- _MATERIAL FOR THIS TASK_:
::::::

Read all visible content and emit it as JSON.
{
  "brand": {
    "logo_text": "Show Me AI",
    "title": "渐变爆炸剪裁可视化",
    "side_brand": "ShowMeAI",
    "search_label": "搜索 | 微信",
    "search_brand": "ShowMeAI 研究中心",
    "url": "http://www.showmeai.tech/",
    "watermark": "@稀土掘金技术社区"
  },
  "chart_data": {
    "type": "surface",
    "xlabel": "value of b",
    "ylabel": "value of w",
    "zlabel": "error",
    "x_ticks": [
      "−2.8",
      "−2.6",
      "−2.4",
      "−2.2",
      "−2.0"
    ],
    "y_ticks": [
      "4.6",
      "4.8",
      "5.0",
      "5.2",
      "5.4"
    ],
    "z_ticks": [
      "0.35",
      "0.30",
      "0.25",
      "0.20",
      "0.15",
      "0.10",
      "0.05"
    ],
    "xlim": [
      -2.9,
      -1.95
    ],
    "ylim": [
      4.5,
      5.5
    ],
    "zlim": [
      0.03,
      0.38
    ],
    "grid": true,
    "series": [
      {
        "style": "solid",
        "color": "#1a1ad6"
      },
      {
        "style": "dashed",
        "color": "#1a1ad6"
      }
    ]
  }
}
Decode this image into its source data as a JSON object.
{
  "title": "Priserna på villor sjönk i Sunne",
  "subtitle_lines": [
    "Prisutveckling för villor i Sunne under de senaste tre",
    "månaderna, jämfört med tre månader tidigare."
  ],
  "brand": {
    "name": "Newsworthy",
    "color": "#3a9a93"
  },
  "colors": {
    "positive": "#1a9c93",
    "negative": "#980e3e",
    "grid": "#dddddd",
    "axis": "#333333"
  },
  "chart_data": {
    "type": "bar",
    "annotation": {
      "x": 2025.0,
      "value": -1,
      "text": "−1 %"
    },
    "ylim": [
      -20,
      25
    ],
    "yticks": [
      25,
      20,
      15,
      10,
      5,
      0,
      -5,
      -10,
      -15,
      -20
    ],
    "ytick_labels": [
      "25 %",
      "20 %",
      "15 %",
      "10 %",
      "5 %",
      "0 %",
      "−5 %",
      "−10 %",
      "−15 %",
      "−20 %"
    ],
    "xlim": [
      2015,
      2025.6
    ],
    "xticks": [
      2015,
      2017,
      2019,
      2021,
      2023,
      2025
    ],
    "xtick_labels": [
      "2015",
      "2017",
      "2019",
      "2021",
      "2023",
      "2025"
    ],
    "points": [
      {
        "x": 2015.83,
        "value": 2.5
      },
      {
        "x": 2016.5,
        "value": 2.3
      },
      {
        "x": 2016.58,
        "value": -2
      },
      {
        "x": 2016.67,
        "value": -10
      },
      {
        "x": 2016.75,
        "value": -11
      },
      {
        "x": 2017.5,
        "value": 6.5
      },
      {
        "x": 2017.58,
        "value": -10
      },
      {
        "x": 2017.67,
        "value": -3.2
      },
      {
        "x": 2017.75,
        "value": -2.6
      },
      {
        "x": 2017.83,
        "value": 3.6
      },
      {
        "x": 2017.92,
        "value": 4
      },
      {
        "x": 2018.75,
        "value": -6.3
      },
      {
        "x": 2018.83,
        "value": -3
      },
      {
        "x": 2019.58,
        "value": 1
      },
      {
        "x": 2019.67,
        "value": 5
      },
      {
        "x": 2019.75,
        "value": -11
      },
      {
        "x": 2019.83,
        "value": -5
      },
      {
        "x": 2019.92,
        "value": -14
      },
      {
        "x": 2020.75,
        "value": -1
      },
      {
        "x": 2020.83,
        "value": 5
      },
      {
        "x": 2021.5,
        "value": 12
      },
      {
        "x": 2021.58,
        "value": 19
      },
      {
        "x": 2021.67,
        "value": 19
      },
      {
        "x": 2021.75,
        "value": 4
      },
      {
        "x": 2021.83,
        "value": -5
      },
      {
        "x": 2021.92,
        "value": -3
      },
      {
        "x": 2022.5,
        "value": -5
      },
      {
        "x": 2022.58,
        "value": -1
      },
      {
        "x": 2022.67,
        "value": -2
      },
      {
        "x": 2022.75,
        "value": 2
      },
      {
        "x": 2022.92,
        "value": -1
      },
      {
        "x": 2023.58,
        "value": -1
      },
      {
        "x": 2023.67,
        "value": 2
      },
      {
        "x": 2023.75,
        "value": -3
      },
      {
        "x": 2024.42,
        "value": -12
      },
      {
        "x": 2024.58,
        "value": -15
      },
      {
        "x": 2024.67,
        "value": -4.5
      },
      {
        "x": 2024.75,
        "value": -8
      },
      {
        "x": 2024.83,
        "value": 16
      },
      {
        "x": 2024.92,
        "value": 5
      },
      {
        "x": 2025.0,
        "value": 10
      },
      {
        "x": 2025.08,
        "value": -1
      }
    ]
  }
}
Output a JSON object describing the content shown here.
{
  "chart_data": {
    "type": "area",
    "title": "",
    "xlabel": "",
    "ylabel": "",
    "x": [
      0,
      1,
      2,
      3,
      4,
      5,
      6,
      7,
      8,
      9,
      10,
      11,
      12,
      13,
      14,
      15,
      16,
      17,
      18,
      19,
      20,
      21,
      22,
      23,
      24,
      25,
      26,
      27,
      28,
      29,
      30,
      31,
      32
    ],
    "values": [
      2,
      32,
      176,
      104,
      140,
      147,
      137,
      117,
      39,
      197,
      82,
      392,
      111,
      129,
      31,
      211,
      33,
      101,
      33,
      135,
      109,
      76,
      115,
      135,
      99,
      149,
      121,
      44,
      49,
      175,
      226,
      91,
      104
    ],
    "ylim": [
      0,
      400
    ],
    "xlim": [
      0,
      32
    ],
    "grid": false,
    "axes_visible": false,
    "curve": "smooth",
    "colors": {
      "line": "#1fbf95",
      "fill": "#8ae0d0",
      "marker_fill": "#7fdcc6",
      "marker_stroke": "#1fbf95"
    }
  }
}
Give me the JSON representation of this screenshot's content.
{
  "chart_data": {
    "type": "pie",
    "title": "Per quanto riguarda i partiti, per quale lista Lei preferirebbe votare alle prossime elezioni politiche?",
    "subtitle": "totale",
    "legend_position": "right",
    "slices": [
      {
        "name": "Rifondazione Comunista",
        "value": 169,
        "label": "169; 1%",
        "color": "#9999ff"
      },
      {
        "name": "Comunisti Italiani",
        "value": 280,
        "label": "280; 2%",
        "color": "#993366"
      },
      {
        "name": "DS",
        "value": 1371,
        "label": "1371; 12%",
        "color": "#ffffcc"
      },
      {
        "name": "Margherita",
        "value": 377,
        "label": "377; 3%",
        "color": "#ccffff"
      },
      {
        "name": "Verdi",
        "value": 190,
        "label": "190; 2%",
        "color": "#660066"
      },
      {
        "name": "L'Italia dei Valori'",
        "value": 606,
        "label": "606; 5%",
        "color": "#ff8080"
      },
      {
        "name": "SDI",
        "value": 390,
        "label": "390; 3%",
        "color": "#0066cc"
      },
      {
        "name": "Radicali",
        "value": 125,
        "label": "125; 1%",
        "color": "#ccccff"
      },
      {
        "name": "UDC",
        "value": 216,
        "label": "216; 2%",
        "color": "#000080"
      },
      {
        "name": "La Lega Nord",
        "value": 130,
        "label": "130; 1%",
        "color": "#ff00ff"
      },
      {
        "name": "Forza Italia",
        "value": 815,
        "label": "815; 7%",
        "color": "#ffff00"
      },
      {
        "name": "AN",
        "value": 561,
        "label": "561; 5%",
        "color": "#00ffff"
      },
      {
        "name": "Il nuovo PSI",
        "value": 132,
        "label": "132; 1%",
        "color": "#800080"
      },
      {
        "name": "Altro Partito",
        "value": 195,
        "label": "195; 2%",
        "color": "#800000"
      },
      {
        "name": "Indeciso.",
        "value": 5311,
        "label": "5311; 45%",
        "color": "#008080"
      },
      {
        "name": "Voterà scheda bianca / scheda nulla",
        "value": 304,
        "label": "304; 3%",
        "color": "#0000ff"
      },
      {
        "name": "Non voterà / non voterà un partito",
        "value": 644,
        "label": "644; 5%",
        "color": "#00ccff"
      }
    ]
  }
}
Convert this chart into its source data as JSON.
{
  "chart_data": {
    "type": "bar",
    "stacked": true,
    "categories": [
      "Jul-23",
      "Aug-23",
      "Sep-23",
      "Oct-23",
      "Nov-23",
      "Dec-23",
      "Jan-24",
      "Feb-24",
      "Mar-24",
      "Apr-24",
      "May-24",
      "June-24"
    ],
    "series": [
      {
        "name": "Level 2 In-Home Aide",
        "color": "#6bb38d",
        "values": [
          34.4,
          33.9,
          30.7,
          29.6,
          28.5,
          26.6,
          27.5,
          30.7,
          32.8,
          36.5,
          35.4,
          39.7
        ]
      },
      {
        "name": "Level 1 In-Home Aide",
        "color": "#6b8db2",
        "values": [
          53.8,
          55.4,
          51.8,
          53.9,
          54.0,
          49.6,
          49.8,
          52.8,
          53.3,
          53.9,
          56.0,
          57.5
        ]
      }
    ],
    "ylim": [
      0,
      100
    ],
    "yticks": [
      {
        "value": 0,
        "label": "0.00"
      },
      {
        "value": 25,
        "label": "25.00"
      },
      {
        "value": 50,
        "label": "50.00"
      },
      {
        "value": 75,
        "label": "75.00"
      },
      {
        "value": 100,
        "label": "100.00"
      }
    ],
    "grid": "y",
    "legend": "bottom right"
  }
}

::::::

- _WHAT THE TASK REQUIRES_:
Gather up, from the records above, each line where the word "source" appears.

- _WORKED SOLUTION_:
Decode this image into its source data as a JSON object.
Convert this chart into its source data as JSON.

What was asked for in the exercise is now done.